Set exercise:
Where a line in the listing below contains the word "this", copy that line.

Records:

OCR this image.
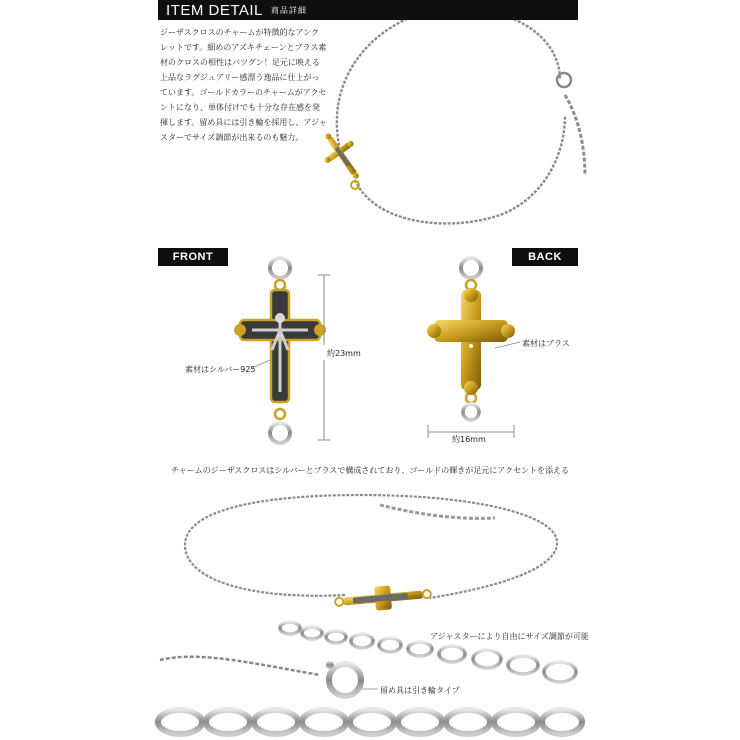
ITEM DETAIL 商品詳細
ジーザスクロスのチャームが特徴的なアンク
レットです。細めのアズキチェーンとブラス素
材のクロスの相性はバツグン！足元に映える
上品なラグジュアリー感漂う逸品に仕上がっ
ています。ゴールドカラーのチャームがアクセ
ントになり、単体付けでも十分な存在感を発
揮します。留め具には引き輪を採用し、アジャ
スターでサイズ調節が出来るのも魅力。
FRONT	BACK
素材はシルバー925
約23mm
素材はブラス
約16mm
チャームのジーザスクロスはシルバーとブラスで構成されており、ゴールドの輝きが足元にアクセントを添える
アジャスターにより自由にサイズ調節が可能
留め具は引き輪タイプ
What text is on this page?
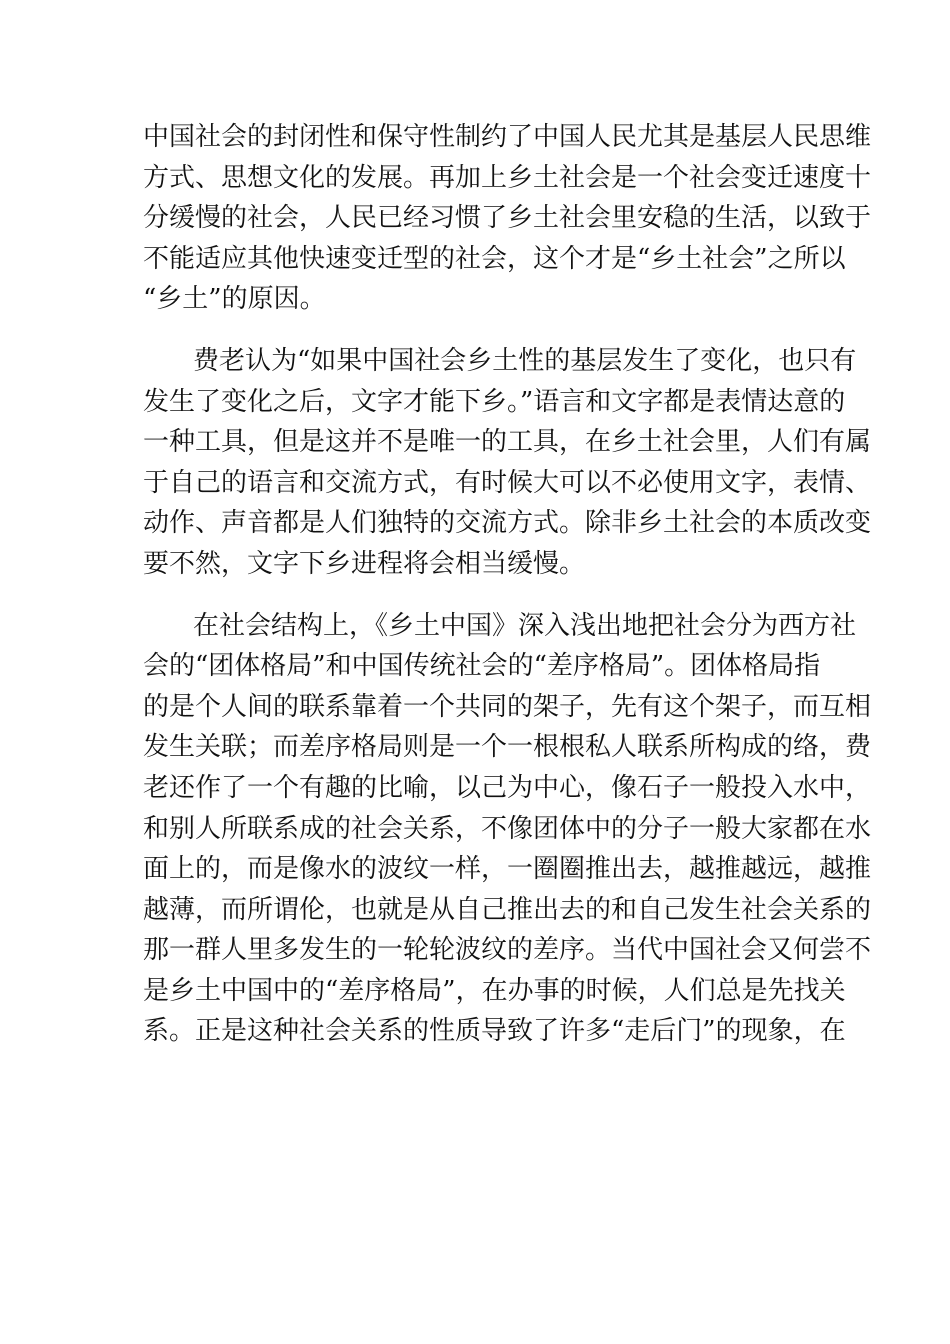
中国社会的封闭性和保守性制约了中国人民尤其是基层人民思维
方式、思想文化的发展。再加上乡土社会是一个社会变迁速度十
分缓慢的社会，人民已经习惯了乡土社会里安稳的生活，以致于
不能适应其他快速变迁型的社会，这个才是“乡土社会”之所以
“乡土”的原因。
费老认为“如果中国社会乡土性的基层发生了变化，也只有
发生了变化之后，文字才能下乡。”语言和文字都是表情达意的
一种工具，但是这并不是唯一的工具，在乡土社会里，人们有属
于自己的语言和交流方式，有时候大可以不必使用文字，表情、
动作、声音都是人们独特的交流方式。除非乡土社会的本质改变
要不然，文字下乡进程将会相当缓慢。
在社会结构上，《乡土中国》深入浅出地把社会分为西方社
会的“团体格局”和中国传统社会的“差序格局”。团体格局指
的是个人间的联系靠着一个共同的架子，先有这个架子，而互相
发生关联；而差序格局则是一个一根根私人联系所构成的络，费
老还作了一个有趣的比喻，以己为中心，像石子一般投入水中，
和别人所联系成的社会关系，不像团体中的分子一般大家都在水
面上的，而是像水的波纹一样，一圈圈推出去，越推越远，越推
越薄，而所谓伦，也就是从自己推出去的和自己发生社会关系的
那一群人里多发生的一轮轮波纹的差序。当代中国社会又何尝不
是乡土中国中的“差序格局”，在办事的时候，人们总是先找关
系。正是这种社会关系的性质导致了许多“走后门”的现象，在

Full answer:
OCR this image.
What text is on this page?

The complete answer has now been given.